• SUPPLIED MATERIAL:
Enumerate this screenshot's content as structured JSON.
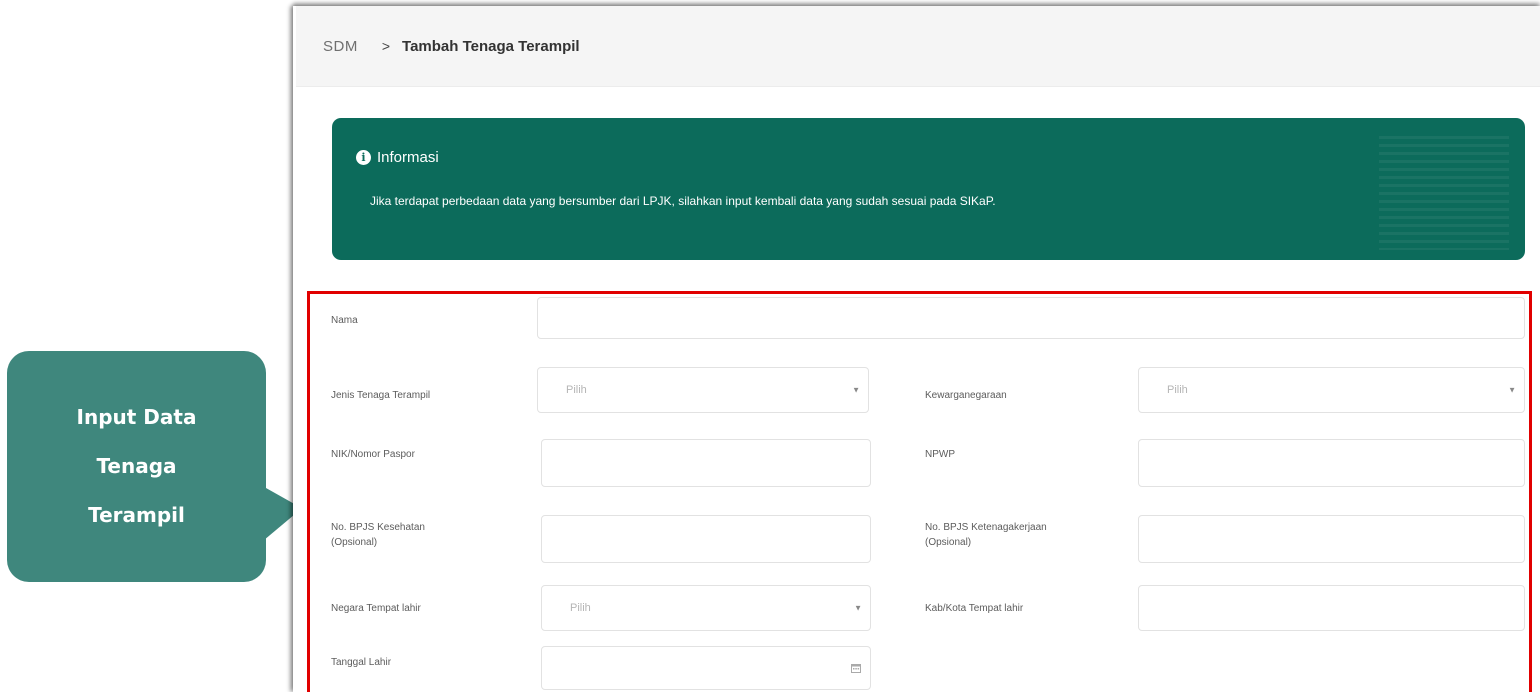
{
  "callout": {
    "lines": [
      "Input Data",
      "Tenaga",
      "Terampil"
    ]
  },
  "breadcrumb": {
    "root": "SDM",
    "separator": ">",
    "current": "Tambah Tenaga Terampil"
  },
  "info": {
    "title": "Informasi",
    "message": "Jika terdapat perbedaan data yang bersumber dari LPJK, silahkan input kembali data yang sudah sesuai pada SIKaP."
  },
  "form": {
    "nama_label": "Nama",
    "jenis_label": "Jenis Tenaga Terampil",
    "jenis_value": "Pilih",
    "kewarganegaraan_label": "Kewarganegaraan",
    "kewarganegaraan_value": "Pilih",
    "nik_label": "NIK/Nomor Paspor",
    "npwp_label": "NPWP",
    "bpjs_kes_label": "No. BPJS Kesehatan (Opsional)",
    "bpjs_tk_label": "No. BPJS Ketenagakerjaan (Opsional)",
    "negara_label": "Negara Tempat lahir",
    "negara_value": "Pilih",
    "kota_label": "Kab/Kota Tempat lahir",
    "tanggal_label": "Tanggal Lahir"
  },
  "colors": {
    "callout": "#3f877d",
    "info_banner": "#0c6b5b",
    "highlight": "#e10000"
  },
  "icons": [
    "info-icon",
    "chevron-right-icon",
    "caret-down-icon",
    "calendar-icon"
  ]
}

• TASK DESCRIPTION:
Gather all lines with the string "Tempat" from the data.

• RESPONSE TO THIS TASK:
    "negara_label": "Negara Tempat lahir",
    "kota_label": "Kab/Kota Tempat lahir",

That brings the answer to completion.